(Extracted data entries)
○ ○ ○ ○ ○ ○ ○
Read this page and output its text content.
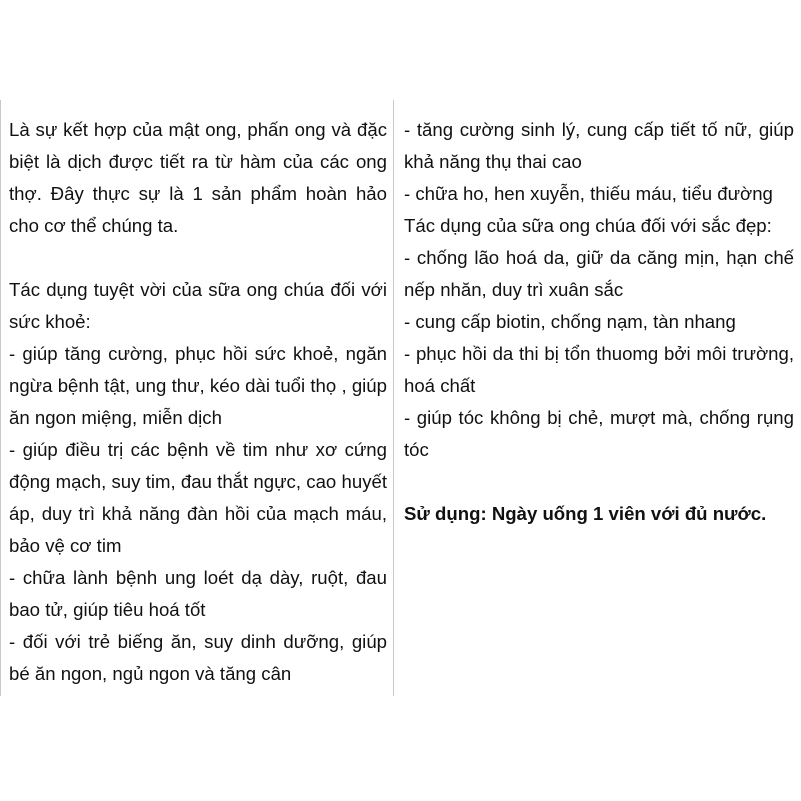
Là sự kết hợp của mật ong, phấn ong và đặc biệt là dịch được tiết ra từ hàm của các ong thợ. Đây thực sự là 1 sản phẩm hoàn hảo cho cơ thể chúng ta.

Tác dụng tuyệt vời của sữa ong chúa đối với sức khoẻ:

- giúp tăng cường, phục hồi sức khoẻ, ngăn ngừa bệnh tật, ung thư, kéo dài tuổi thọ , giúp ăn ngon miệng, miễn dịch

- giúp điều trị các bệnh về tim như xơ cứng động mạch, suy tim, đau thắt ngực, cao huyết áp, duy trì khả năng đàn hồi của mạch máu, bảo vệ cơ tim

- chữa lành bệnh ung loét dạ dày, ruột, đau bao tử, giúp tiêu hoá tốt

- đối với trẻ biếng ăn, suy dinh dưỡng, giúp bé ăn ngon, ngủ ngon và tăng cân

- tăng cường sinh lý, cung cấp tiết tố nữ, giúp khả năng thụ thai cao

- chữa ho, hen xuyễn, thiếu máu, tiểu đường

Tác dụng của sữa ong chúa đối với sắc đẹp:

- chống lão hoá da, giữ da căng mịn, hạn chế nếp nhăn, duy trì xuân sắc

- cung cấp biotin, chống nạm, tàn nhang

- phục hồi da thi bị tổn thuomg bởi môi trường, hoá chất

- giúp tóc không bị chẻ, mượt mà, chống rụng tóc

Sử dụng: Ngày uống 1 viên với đủ nước.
○ ○ ○ ○ ○ ○ ○
__EXERCISE REQUIREMENTS__
In this exercise, set down all of the data exactly, without the pictures.

__RESPONSE__
Read this page and output its text content.
Là sự kết hợp của mật ong, phấn ong và đặc biệt là dịch được tiết ra từ hàm của các ong thợ. Đây thực sự là 1 sản phẩm hoàn hảo cho cơ thể chúng ta.

Tác dụng tuyệt vời của sữa ong chúa đối với sức khoẻ:

- giúp tăng cường, phục hồi sức khoẻ, ngăn ngừa bệnh tật, ung thư, kéo dài tuổi thọ , giúp ăn ngon miệng, miễn dịch

- giúp điều trị các bệnh về tim như xơ cứng động mạch, suy tim, đau thắt ngực, cao huyết áp, duy trì khả năng đàn hồi của mạch máu, bảo vệ cơ tim

- chữa lành bệnh ung loét dạ dày, ruột, đau bao tử, giúp tiêu hoá tốt

- đối với trẻ biếng ăn, suy dinh dưỡng, giúp bé ăn ngon, ngủ ngon và tăng cân

- tăng cường sinh lý, cung cấp tiết tố nữ, giúp khả năng thụ thai cao

- chữa ho, hen xuyễn, thiếu máu, tiểu đường

Tác dụng của sữa ong chúa đối với sắc đẹp:

- chống lão hoá da, giữ da căng mịn, hạn chế nếp nhăn, duy trì xuân sắc

- cung cấp biotin, chống nạm, tàn nhang

- phục hồi da thi bị tổn thuomg bởi môi trường, hoá chất

- giúp tóc không bị chẻ, mượt mà, chống rụng tóc

Sử dụng: Ngày uống 1 viên với đủ nước.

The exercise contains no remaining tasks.